-- WORK TO COMPLETE --
Duplicate the lines of the material below, leaving out the pictures.

═════ DATA SUPPLIED

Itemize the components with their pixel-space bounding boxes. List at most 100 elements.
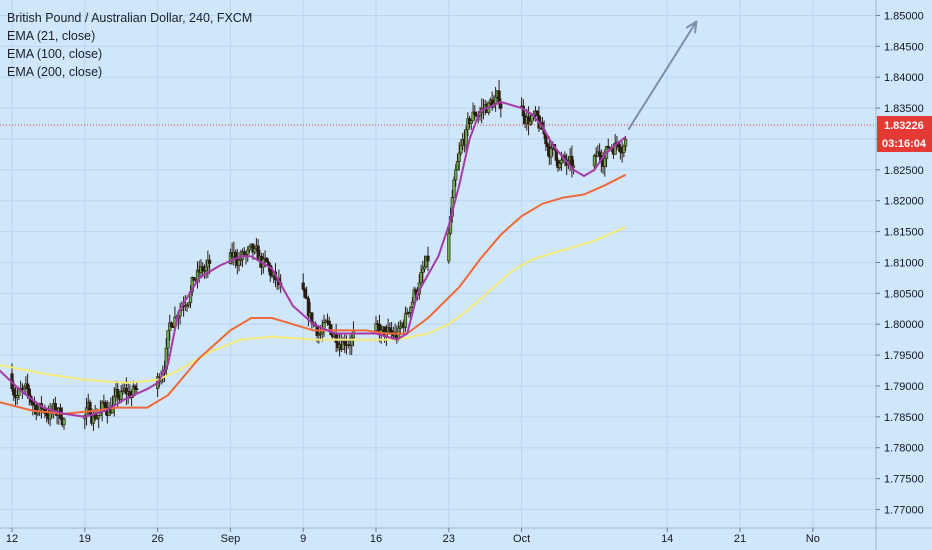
candle-up [493,96,498,104]
candle-up [559,159,564,164]
price-tick-label: 1.77000 [884,504,924,516]
candle-down [169,322,174,328]
candle-up [457,152,461,162]
candle-down [473,111,477,116]
candle-up [592,155,596,167]
price-tick-label: 1.84000 [884,72,924,84]
candle-down [25,383,30,390]
candle-up [558,163,562,169]
price-tick-label: 1.85000 [884,10,924,22]
candle-up [166,330,170,349]
time-tick-label: 12 [6,533,18,545]
ema100-line [0,173,627,415]
candle-down [135,388,139,390]
candle-up [190,277,194,292]
time-tick-label: Oct [513,533,530,545]
ema21-line [0,100,627,418]
candle-down [201,266,205,272]
candle-down [133,385,137,389]
candle-down [545,143,550,148]
candle-down [343,341,347,345]
candle-up [452,179,456,198]
candle-down [27,388,31,397]
grid-layer [0,0,876,528]
time-tick-label: 16 [370,533,382,545]
candle-down [618,146,622,153]
candle-down [12,388,16,396]
candle-down [265,257,269,263]
indicator-ema100-label: EMA (100, close) [7,47,103,61]
candle-down [597,151,602,156]
candle-down [266,261,271,266]
candle-down [208,259,212,264]
candle-up [622,145,626,153]
price-tick-label: 1.81500 [884,227,924,239]
price-tick-label: 1.82500 [884,165,924,177]
ema-layer [0,100,627,418]
candle-up [549,148,553,158]
candle-up [447,232,451,262]
annotation-layer [0,20,876,131]
candle-down [301,282,305,290]
candle-down [104,402,108,410]
price-tick-label: 1.84500 [884,41,924,53]
time-tick-label: 9 [300,533,306,545]
price-tick-label: 1.82000 [884,196,924,208]
last-price-tag [877,115,932,134]
price-tick-label: 1.79500 [884,350,924,362]
price-tick-label: 1.79000 [884,381,924,393]
candle-up [204,266,208,271]
price-tick-label: 1.80500 [884,288,924,300]
candle-up [623,138,628,147]
price-tick-label: 1.78000 [884,443,924,455]
candle-up [571,165,576,168]
time-tick-label: No [806,533,820,545]
trend-arrow-shaft [627,20,698,131]
candle-up [421,268,425,273]
candle-up [455,161,460,171]
candle-down [116,388,120,398]
candle-down [88,401,92,416]
time-tick-label: Sep [221,533,241,545]
time-tick-label: 23 [443,533,455,545]
candle-up [246,249,250,255]
candle-up [253,248,257,253]
candle-down [499,103,503,109]
indicator-ema200-label: EMA (200, close) [7,65,103,79]
last-price-value: 1.83226 [884,120,924,132]
candle-up [409,306,413,313]
candle-down [388,327,392,331]
trend-arrow-head [685,20,698,34]
candle-down [535,110,539,116]
time-tick-label: 26 [151,533,163,545]
candle-up [97,415,101,419]
price-tick-label: 1.83500 [884,103,924,115]
candle-up [119,390,123,400]
candle-up [422,266,427,270]
candle-up [603,158,607,167]
candle-down [426,255,430,262]
indicator-ema21-label: EMA (21, close) [7,29,96,43]
candle-down [497,90,501,105]
time-tick-label: 21 [734,533,746,545]
time-tick-label: 19 [79,533,91,545]
candle-up [247,246,252,251]
bar-countdown: 03:16:04 [882,138,927,150]
candle-down [334,332,338,343]
price-tick-label: 1.78500 [884,412,924,424]
candle-down [303,288,307,298]
symbol-title: British Pound / Australian Dollar, 240, … [7,11,253,25]
candle-down [327,320,331,325]
candle-up [469,120,473,124]
candle-up [459,144,463,154]
candle-up [419,272,423,284]
candle-up [454,169,458,181]
countdown-tag [877,133,932,152]
time-tick-label: 14 [661,533,673,545]
candle-up [187,302,191,306]
candle-up [464,129,468,146]
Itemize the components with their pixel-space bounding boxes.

══════════

-- CORRECT RESPONSE --
Itemize the components with their pixel-space bounding boxes. List at most 100 elements.
candle-up [493,96,498,104]
candle-up [559,159,564,164]
price-tick-label: 1.77000 [884,504,924,516]
candle-down [169,322,174,328]
candle-up [457,152,461,162]
candle-down [473,111,477,116]
candle-up [592,155,596,167]
price-tick-label: 1.84000 [884,72,924,84]
candle-down [25,383,30,390]
candle-up [558,163,562,169]
price-tick-label: 1.85000 [884,10,924,22]
candle-up [166,330,170,349]
time-tick-label: 12 [6,533,18,545]
ema100-line [0,173,627,415]
candle-down [135,388,139,390]
candle-up [190,277,194,292]
time-tick-label: Oct [513,533,530,545]
ema21-line [0,100,627,418]
candle-down [201,266,205,272]
candle-down [133,385,137,389]
candle-down [545,143,550,148]
candle-down [343,341,347,345]
candle-up [452,179,456,198]
candle-down [27,388,31,397]
grid-layer [0,0,876,528]
time-tick-label: 16 [370,533,382,545]
candle-down [618,146,622,153]
candle-down [12,388,16,396]
candle-down [265,257,269,263]
indicator-ema100-label: EMA (100, close) [7,47,103,61]
candle-down [597,151,602,156]
candle-down [266,261,271,266]
candle-down [208,259,212,264]
candle-up [622,145,626,153]
price-tick-label: 1.81500 [884,227,924,239]
price-tick-label: 1.82500 [884,165,924,177]
ema-layer [0,100,627,418]
candle-up [549,148,553,158]
candle-up [447,232,451,262]
annotation-layer [0,20,876,131]
candle-down [301,282,305,290]
candle-down [104,402,108,410]
price-tick-label: 1.84500 [884,41,924,53]
time-tick-label: 9 [300,533,306,545]
price-tick-label: 1.82000 [884,196,924,208]
last-price-tag [877,115,932,134]
price-tick-label: 1.79500 [884,350,924,362]
price-tick-label: 1.79000 [884,381,924,393]
candle-up [204,266,208,271]
price-tick-label: 1.80500 [884,288,924,300]
candle-up [623,138,628,147]
price-tick-label: 1.78000 [884,443,924,455]
candle-up [571,165,576,168]
time-tick-label: No [806,533,820,545]
trend-arrow-shaft [627,20,698,131]
candle-up [421,268,425,273]
candle-up [455,161,460,171]
candle-down [116,388,120,398]
candle-down [88,401,92,416]
time-tick-label: Sep [221,533,241,545]
time-tick-label: 23 [443,533,455,545]
candle-up [246,249,250,255]
candle-up [253,248,257,253]
candle-down [499,103,503,109]
indicator-ema200-label: EMA (200, close) [7,65,103,79]
last-price-value: 1.83226 [884,120,924,132]
candle-up [409,306,413,313]
candle-down [388,327,392,331]
trend-arrow-head [685,20,698,34]
candle-down [535,110,539,116]
time-tick-label: 26 [151,533,163,545]
candle-up [97,415,101,419]
price-tick-label: 1.83500 [884,103,924,115]
candle-up [119,390,123,400]
candle-up [422,266,427,270]
candle-up [603,158,607,167]
candle-down [426,255,430,262]
indicator-ema21-label: EMA (21, close) [7,29,96,43]
candle-down [497,90,501,105]
time-tick-label: 21 [734,533,746,545]
time-tick-label: 19 [79,533,91,545]
candle-up [247,246,252,251]
bar-countdown: 03:16:04 [882,138,927,150]
candle-down [334,332,338,343]
price-tick-label: 1.78500 [884,412,924,424]
candle-down [303,288,307,298]
symbol-title: British Pound / Australian Dollar, 240, … [7,11,253,25]
candle-down [327,320,331,325]
candle-up [469,120,473,124]
candle-up [459,144,463,154]
candle-up [419,272,423,284]
candle-up [454,169,458,181]
countdown-tag [877,133,932,152]
time-tick-label: 14 [661,533,673,545]
candle-up [187,302,191,306]
candle-up [464,129,468,146]
Itemize the components with their pixel-space bounding boxes.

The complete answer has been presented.